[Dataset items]
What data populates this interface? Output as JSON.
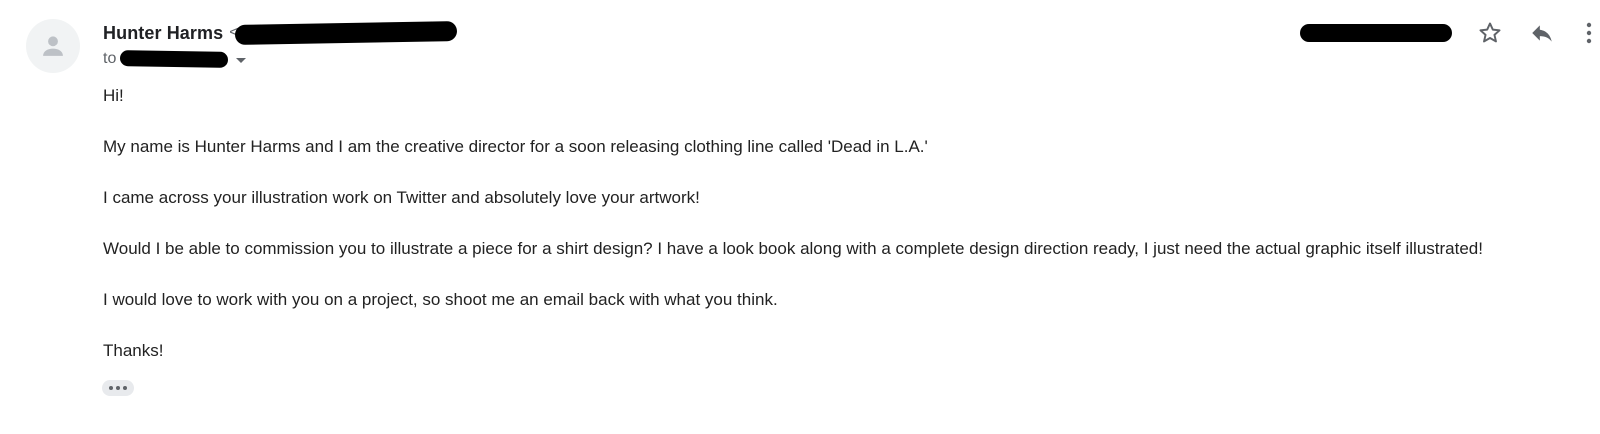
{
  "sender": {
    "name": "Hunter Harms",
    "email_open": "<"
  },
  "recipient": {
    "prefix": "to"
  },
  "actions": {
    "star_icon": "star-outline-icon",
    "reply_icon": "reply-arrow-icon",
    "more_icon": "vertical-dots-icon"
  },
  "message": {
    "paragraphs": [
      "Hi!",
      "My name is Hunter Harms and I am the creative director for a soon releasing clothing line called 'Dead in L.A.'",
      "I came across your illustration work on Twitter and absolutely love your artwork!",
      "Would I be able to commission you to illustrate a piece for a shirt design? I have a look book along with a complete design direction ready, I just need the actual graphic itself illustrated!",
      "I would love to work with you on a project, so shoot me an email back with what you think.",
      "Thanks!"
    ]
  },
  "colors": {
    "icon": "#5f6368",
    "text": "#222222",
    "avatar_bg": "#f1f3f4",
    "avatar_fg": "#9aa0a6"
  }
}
* * *
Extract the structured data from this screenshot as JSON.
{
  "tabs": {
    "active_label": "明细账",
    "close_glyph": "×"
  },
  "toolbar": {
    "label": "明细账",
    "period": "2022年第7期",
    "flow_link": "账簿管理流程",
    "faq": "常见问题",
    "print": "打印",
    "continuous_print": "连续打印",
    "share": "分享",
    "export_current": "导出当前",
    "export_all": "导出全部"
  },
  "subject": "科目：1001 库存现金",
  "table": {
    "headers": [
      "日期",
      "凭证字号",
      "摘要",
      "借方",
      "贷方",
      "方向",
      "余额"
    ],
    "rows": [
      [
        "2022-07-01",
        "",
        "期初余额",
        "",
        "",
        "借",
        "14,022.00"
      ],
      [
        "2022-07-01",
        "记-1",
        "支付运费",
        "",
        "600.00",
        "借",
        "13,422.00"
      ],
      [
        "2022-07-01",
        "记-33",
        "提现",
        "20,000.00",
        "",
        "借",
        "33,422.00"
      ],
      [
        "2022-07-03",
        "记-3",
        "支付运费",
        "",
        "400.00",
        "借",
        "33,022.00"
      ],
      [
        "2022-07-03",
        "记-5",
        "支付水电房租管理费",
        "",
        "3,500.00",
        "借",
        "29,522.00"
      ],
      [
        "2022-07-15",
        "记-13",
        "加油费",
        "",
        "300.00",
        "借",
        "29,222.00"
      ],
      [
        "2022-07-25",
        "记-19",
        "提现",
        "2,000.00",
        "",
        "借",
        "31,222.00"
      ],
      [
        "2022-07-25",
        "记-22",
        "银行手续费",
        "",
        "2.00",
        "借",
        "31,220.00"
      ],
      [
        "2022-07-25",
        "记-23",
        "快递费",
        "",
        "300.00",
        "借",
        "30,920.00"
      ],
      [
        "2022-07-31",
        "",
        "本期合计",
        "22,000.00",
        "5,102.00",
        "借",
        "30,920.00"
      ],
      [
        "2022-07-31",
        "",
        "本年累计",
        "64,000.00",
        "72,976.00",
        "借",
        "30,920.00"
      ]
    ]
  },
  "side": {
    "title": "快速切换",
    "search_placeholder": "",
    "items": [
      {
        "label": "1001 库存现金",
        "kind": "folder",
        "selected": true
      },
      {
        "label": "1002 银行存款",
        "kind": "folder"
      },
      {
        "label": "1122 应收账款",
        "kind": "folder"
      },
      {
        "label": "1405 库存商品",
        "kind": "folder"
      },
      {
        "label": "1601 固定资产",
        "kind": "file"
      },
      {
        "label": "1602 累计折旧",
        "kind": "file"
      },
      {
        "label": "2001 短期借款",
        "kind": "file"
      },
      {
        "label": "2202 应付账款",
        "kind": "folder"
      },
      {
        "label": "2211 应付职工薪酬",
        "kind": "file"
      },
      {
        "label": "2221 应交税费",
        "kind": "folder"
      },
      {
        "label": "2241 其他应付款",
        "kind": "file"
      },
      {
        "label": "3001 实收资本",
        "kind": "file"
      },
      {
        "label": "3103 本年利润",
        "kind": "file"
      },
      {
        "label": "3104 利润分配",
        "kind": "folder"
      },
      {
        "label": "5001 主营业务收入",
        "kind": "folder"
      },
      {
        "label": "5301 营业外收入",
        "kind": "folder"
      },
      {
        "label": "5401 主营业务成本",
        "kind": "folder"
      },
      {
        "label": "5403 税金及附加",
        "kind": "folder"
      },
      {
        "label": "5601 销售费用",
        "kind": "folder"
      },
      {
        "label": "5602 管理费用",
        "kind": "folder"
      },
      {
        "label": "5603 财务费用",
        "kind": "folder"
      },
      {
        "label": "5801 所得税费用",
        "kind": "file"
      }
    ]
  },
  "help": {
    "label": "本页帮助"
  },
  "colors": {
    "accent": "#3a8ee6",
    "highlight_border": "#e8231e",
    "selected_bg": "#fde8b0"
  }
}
* * *
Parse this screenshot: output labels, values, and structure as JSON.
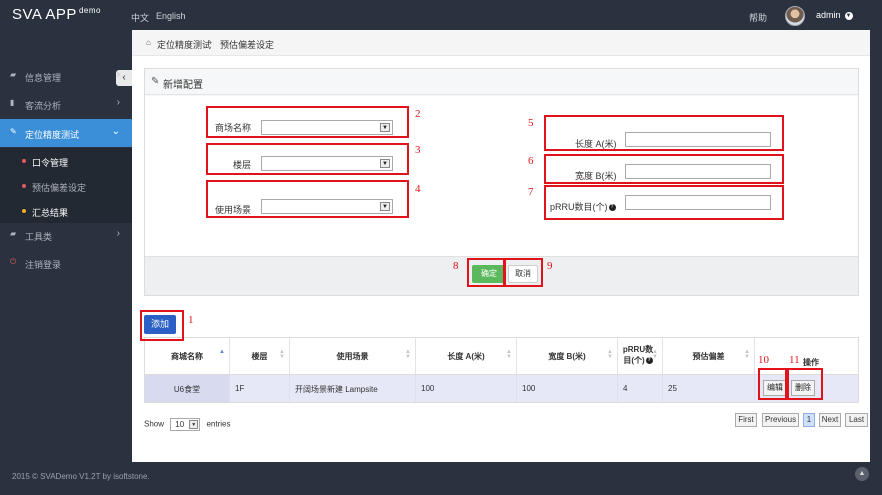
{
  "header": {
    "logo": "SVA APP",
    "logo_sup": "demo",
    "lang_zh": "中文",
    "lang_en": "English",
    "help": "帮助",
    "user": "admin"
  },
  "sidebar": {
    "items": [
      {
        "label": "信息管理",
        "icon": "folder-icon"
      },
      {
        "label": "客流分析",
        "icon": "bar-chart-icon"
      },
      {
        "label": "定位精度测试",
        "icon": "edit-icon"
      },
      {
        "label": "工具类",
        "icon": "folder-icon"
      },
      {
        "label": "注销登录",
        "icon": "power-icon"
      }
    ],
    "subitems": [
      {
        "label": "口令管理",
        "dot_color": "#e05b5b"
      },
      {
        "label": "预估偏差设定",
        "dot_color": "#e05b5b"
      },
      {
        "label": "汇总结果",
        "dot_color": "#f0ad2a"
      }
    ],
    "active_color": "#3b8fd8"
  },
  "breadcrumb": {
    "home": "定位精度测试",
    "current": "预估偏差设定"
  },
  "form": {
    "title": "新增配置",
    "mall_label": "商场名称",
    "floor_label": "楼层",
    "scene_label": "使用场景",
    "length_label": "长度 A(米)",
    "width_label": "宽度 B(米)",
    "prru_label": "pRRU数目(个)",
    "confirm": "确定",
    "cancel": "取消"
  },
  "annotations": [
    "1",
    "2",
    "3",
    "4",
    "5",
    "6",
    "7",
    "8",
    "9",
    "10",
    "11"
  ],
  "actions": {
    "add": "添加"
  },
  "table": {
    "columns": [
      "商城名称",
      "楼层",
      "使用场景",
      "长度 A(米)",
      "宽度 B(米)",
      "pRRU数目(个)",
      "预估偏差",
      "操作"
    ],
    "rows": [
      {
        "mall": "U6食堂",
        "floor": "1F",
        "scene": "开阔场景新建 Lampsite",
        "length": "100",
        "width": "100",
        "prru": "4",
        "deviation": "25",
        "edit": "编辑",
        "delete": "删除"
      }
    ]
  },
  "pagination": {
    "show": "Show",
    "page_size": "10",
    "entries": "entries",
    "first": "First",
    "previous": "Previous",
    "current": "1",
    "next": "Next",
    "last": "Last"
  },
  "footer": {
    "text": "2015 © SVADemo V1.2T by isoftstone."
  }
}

= Problem statement =
Pull every line holding "this" out of the records.

= Final answer =
What data populates this interface? Output as JSON.
Extract the structured data from this screenshot as JSON.
Parse this screenshot: output labels, values, and structure as JSON.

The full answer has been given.